* **WHAT IS ASKED**:
[a] In the excerpt on textbook citations, how many violent offenders were compared with how many other participants?
[b] Please translate this sentence from the excerpt on textbook citations into Spanish: "Jerry Brunner and I developed a statistical tool that can be used to clean up the existing literature."
[c] Retype everything in the excerpt on textbook citations from "Although the df" down to "groups is questionable.".

Undergraduate students pay a lot of money to be informed that people with high self-esteem are like sexually deviants, terrorists, violent criminals, and Hitler. (maybe we should add scientists with big claims and small samples to the list).

The problem is that this is not even true. Students who work with me on fact checking the textbook found this quote in the original article.

“There was no [!] significant difference in self-esteem scores between violent offenders and non-offenders, Ms = 28.90 and 28.89, respectively, t(7653) = 0.02, p > .9, d = 0.0001.”

Although the df of the t-test look impressive, the study compared 63 violent offenders to 7590 unmatched, mostly undergraduate student (gender not specified, probably mostly female) participants. So the sampling error of this study is high and the theoretical importance of comparing these two groups is questionable.

[the latest edition 13 from 2018 still contains the quote

How Many Correct Citations Could be False Positives?

Of course, the example above is an exception.  Most of the time a cited reference contains an empirical finding that is consistent with the textbook claim.  However, this does not mean that textbook findings are based on credible and replicable evidence.  Until recently it was common to assume that statistical significance ensures that most published results are true positives (i.e, not a false positive random finding).  However, this is only the case if all results are reported. It has been known since 1959 that this is not the case in psychology (Sterling, 1959). Jerry Brunner and I developed a statistical tool that can be used to clean up the existing literature. Rather than actually redoing 50 years of research, we use the statistical results reported in original studies to apply a significance filter post-hoc.  Our tool is called zcurve.   Below I used zcurve to examine the replicability of studies that were used in chapter 2 about the self.

* **ENTRIES SUPPLIED**:

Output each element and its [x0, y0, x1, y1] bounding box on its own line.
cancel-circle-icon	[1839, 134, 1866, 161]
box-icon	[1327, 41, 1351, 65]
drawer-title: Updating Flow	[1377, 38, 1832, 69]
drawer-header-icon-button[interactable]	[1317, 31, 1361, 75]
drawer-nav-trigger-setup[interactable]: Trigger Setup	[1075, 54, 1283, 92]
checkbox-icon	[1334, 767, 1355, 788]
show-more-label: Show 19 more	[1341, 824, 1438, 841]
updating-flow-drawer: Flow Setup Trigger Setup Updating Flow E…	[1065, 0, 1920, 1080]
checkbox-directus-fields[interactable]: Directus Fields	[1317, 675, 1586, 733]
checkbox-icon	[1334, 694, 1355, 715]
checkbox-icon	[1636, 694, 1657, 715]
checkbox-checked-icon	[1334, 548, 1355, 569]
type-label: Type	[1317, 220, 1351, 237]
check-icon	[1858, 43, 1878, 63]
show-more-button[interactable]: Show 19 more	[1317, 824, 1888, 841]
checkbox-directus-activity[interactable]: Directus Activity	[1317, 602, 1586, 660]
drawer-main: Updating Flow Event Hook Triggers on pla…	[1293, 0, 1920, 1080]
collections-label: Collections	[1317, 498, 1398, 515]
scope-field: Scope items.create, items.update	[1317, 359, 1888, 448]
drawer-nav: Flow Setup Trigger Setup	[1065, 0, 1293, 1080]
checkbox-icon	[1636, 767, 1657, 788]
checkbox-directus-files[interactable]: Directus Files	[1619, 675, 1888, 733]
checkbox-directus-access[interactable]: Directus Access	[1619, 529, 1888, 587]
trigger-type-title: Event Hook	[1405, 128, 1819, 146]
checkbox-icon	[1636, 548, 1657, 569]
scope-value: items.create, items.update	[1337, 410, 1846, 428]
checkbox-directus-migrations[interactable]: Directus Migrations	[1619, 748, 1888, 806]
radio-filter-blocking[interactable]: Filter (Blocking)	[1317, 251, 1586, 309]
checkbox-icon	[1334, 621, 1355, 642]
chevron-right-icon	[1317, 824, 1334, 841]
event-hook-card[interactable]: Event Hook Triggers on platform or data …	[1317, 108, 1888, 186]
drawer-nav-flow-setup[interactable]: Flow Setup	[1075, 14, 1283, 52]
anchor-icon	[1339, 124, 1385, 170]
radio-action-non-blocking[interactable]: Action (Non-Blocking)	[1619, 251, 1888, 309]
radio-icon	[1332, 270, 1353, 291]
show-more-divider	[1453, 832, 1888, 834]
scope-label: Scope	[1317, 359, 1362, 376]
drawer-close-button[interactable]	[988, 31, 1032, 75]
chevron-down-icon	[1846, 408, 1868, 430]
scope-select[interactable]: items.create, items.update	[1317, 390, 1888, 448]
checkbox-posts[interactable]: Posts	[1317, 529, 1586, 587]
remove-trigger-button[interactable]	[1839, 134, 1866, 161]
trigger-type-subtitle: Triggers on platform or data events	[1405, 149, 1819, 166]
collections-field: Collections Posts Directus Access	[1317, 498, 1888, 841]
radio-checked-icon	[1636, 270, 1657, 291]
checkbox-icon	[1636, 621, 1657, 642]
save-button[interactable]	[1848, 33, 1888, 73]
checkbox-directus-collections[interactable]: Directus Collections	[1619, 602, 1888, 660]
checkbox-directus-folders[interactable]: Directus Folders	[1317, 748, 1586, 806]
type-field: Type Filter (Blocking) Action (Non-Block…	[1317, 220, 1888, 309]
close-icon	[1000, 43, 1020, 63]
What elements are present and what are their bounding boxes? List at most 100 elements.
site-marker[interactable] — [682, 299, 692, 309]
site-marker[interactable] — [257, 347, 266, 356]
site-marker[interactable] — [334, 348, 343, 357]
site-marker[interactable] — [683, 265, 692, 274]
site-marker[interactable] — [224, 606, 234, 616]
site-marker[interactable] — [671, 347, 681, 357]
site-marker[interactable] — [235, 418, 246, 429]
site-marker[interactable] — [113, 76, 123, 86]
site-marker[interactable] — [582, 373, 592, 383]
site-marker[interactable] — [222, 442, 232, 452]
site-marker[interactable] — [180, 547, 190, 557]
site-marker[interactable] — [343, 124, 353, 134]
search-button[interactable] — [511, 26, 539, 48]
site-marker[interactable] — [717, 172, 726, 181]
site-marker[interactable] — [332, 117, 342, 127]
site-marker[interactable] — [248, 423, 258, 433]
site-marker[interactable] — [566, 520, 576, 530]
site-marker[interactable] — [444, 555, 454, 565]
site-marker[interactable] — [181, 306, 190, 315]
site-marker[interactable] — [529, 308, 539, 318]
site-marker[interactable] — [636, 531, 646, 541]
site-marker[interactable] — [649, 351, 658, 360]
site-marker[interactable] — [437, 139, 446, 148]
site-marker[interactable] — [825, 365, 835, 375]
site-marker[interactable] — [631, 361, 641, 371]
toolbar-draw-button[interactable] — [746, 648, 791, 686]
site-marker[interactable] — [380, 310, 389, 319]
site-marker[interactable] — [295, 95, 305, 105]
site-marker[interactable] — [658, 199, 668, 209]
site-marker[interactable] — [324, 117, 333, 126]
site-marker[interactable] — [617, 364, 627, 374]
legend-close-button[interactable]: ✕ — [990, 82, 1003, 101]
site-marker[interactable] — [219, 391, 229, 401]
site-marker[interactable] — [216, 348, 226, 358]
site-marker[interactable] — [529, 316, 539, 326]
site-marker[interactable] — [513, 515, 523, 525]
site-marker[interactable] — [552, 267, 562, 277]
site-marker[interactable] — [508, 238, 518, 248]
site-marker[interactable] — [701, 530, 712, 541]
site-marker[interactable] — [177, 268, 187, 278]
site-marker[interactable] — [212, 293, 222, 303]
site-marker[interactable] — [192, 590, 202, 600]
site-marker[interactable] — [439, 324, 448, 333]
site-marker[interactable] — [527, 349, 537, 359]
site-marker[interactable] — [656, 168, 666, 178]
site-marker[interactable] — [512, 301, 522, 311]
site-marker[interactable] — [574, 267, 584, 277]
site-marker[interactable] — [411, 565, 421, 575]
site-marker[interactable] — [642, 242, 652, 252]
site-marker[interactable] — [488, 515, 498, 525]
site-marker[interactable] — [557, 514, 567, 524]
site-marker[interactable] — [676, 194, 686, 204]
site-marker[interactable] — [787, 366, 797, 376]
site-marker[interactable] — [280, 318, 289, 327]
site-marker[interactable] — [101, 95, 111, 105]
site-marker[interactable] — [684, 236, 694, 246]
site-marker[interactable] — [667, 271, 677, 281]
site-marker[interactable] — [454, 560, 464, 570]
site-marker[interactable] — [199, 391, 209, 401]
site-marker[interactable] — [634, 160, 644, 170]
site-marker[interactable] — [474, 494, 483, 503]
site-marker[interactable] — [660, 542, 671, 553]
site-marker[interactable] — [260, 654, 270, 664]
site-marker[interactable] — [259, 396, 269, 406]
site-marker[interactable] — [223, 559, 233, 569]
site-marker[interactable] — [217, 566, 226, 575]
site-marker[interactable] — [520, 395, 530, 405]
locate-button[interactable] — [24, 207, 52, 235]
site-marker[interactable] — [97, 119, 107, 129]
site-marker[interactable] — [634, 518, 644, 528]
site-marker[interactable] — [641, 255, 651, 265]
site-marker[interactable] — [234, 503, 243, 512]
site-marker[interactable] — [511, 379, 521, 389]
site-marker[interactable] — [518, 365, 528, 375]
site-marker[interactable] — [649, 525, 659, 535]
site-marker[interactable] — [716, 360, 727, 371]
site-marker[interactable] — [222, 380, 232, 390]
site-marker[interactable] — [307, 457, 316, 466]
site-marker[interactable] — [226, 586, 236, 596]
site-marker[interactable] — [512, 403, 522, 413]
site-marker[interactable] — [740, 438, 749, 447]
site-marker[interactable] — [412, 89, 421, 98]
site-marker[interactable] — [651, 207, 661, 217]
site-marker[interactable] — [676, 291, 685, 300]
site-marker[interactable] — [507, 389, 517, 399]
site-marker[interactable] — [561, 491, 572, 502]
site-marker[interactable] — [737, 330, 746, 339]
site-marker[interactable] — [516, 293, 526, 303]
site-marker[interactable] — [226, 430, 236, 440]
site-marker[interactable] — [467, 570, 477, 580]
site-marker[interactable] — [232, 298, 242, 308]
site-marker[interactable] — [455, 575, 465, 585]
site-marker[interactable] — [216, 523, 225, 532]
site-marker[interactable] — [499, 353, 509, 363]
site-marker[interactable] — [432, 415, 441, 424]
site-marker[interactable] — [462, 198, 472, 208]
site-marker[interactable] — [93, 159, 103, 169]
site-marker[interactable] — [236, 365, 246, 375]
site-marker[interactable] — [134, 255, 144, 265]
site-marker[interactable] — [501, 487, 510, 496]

* **SOLUTIONS IN ORDER**:
[a] 63 violent offenders were compared with 7,590 unmatched participants.

[b] Jerry Brunner y yo desarrollamos una herramienta estadística que puede usarse para depurar la literatura existente.

[c]
Although the df of the t-test look impressive, the study compared 63 violent offenders to 7590 unmatched, mostly undergraduate student (gender not specified, probably mostly female) participants. So the sampling error of this study is high and the theoretical importance of comparing these two groups is questionable.